Directions:
In your copy, repeat the records exactly and leave out the pictures.

========================================

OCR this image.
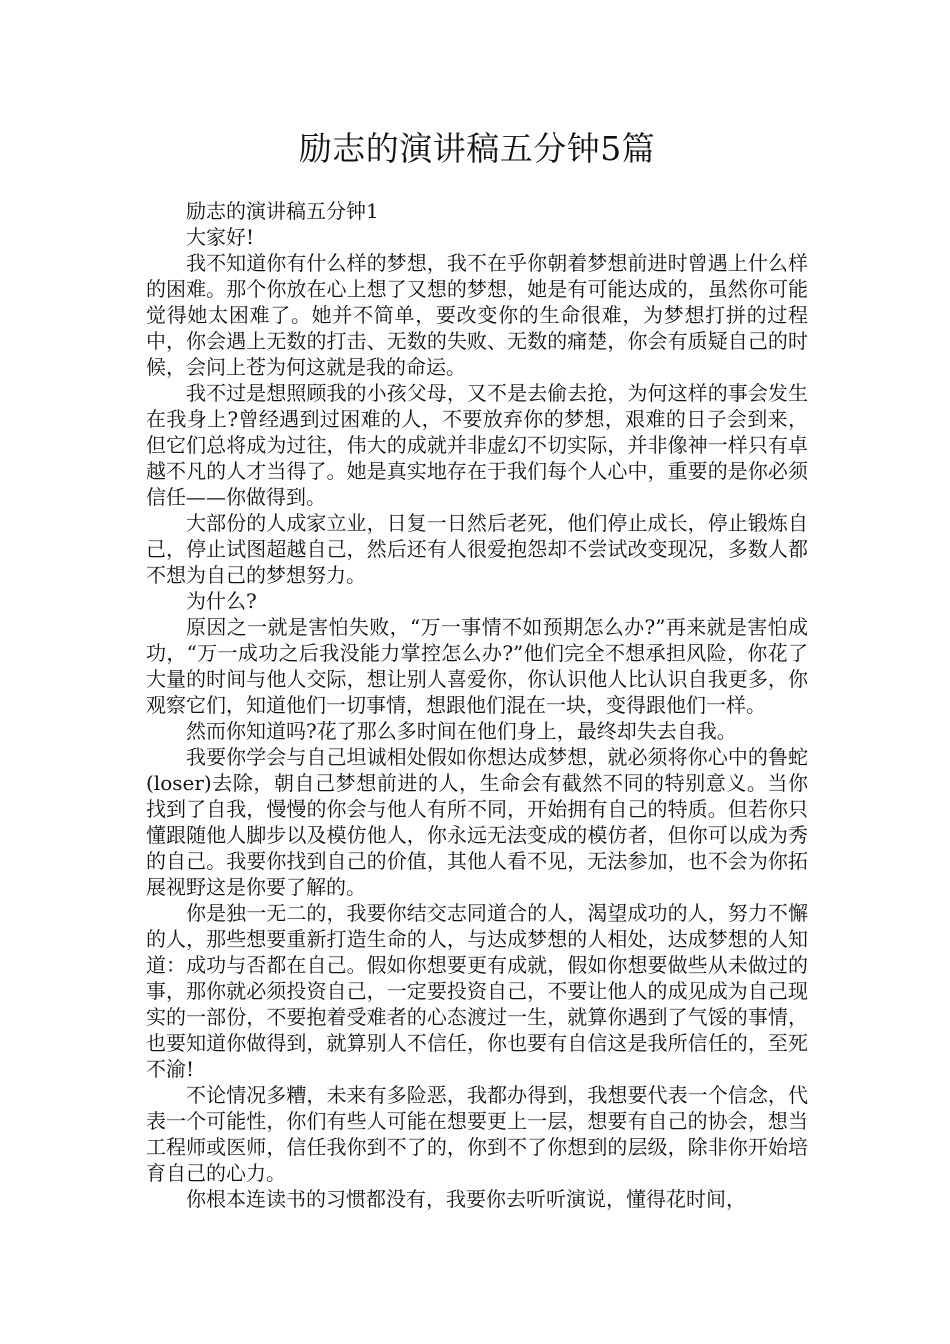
励志的演讲稿五分钟5篇

励志的演讲稿五分钟1

大家好!

我不知道你有什么样的梦想，我不在乎你朝着梦想前进时曾遇上什么样的困难。那个你放在心上想了又想的梦想，她是有可能达成的，虽然你可能觉得她太困难了。她并不简单，要改变你的生命很难，为梦想打拼的过程中，你会遇上无数的打击、无数的失败、无数的痛楚，你会有质疑自己的时候，会问上苍为何这就是我的命运。

我不过是想照顾我的小孩父母，又不是去偷去抢，为何这样的事会发生在我身上?曾经遇到过困难的人，不要放弃你的梦想，艰难的日子会到来，但它们总将成为过往，伟大的成就并非虚幻不切实际，并非像神一样只有卓越不凡的人才当得了。她是真实地存在于我们每个人心中，重要的是你必须信任——你做得到。

大部份的人成家立业，日复一日然后老死，他们停止成长，停止锻炼自己，停止试图超越自己，然后还有人很爱抱怨却不尝试改变现况，多数人都不想为自己的梦想努力。

为什么?

原因之一就是害怕失败，“万一事情不如预期怎么办?”再来就是害怕成功，“万一成功之后我没能力掌控怎么办?”他们完全不想承担风险，你花了大量的时间与他人交际，想让别人喜爱你，你认识他人比认识自我更多，你观察它们，知道他们一切事情，想跟他们混在一块，变得跟他们一样。

然而你知道吗?花了那么多时间在他们身上，最终却失去自我。

我要你学会与自己坦诚相处假如你想达成梦想，就必须将你心中的鲁蛇(loser)去除，朝自己梦想前进的人，生命会有截然不同的特别意义。当你找到了自我，慢慢的你会与他人有所不同，开始拥有自己的特质。但若你只懂跟随他人脚步以及模仿他人，你永远无法变成的模仿者，但你可以成为秀的自己。我要你找到自己的价值，其他人看不见，无法参加，也不会为你拓展视野这是你要了解的。

你是独一无二的，我要你结交志同道合的人，渴望成功的人，努力不懈的人，那些想要重新打造生命的人，与达成梦想的人相处，达成梦想的人知道：成功与否都在自己。假如你想要更有成就，假如你想要做些从未做过的事，那你就必须投资自己，一定要投资自己，不要让他人的成见成为自己现实的一部份，不要抱着受难者的心态渡过一生，就算你遇到了气馁的事情，也要知道你做得到，就算别人不信任，你也要有自信这是我所信任的，至死不渝!

不论情况多糟，未来有多险恶，我都办得到，我想要代表一个信念，代表一个可能性，你们有些人可能在想要更上一层，想要有自己的协会，想当工程师或医师，信任我你到不了的，你到不了你想到的层级，除非你开始培育自己的心力。

你根本连读书的习惯都没有，我要你去听听演说，懂得花时间，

========================================

Completed exercise:
OCR this image.
励志的演讲稿五分钟5篇

励志的演讲稿五分钟1

大家好!

我不知道你有什么样的梦想，我不在乎你朝着梦想前进时曾遇上什么样的困难。那个你放在心上想了又想的梦想，她是有可能达成的，虽然你可能觉得她太困难了。她并不简单，要改变你的生命很难，为梦想打拼的过程中，你会遇上无数的打击、无数的失败、无数的痛楚，你会有质疑自己的时候，会问上苍为何这就是我的命运。

我不过是想照顾我的小孩父母，又不是去偷去抢，为何这样的事会发生在我身上?曾经遇到过困难的人，不要放弃你的梦想，艰难的日子会到来，但它们总将成为过往，伟大的成就并非虚幻不切实际，并非像神一样只有卓越不凡的人才当得了。她是真实地存在于我们每个人心中，重要的是你必须信任——你做得到。

大部份的人成家立业，日复一日然后老死，他们停止成长，停止锻炼自己，停止试图超越自己，然后还有人很爱抱怨却不尝试改变现况，多数人都不想为自己的梦想努力。

为什么?

原因之一就是害怕失败，“万一事情不如预期怎么办?”再来就是害怕成功，“万一成功之后我没能力掌控怎么办?”他们完全不想承担风险，你花了大量的时间与他人交际，想让别人喜爱你，你认识他人比认识自我更多，你观察它们，知道他们一切事情，想跟他们混在一块，变得跟他们一样。

然而你知道吗?花了那么多时间在他们身上，最终却失去自我。

我要你学会与自己坦诚相处假如你想达成梦想，就必须将你心中的鲁蛇(loser)去除，朝自己梦想前进的人，生命会有截然不同的特别意义。当你找到了自我，慢慢的你会与他人有所不同，开始拥有自己的特质。但若你只懂跟随他人脚步以及模仿他人，你永远无法变成的模仿者，但你可以成为秀的自己。我要你找到自己的价值，其他人看不见，无法参加，也不会为你拓展视野这是你要了解的。

你是独一无二的，我要你结交志同道合的人，渴望成功的人，努力不懈的人，那些想要重新打造生命的人，与达成梦想的人相处，达成梦想的人知道：成功与否都在自己。假如你想要更有成就，假如你想要做些从未做过的事，那你就必须投资自己，一定要投资自己，不要让他人的成见成为自己现实的一部份，不要抱着受难者的心态渡过一生，就算你遇到了气馁的事情，也要知道你做得到，就算别人不信任，你也要有自信这是我所信任的，至死不渝!

不论情况多糟，未来有多险恶，我都办得到，我想要代表一个信念，代表一个可能性，你们有些人可能在想要更上一层，想要有自己的协会，想当工程师或医师，信任我你到不了的，你到不了你想到的层级，除非你开始培育自己的心力。

你根本连读书的习惯都没有，我要你去听听演说，懂得花时间，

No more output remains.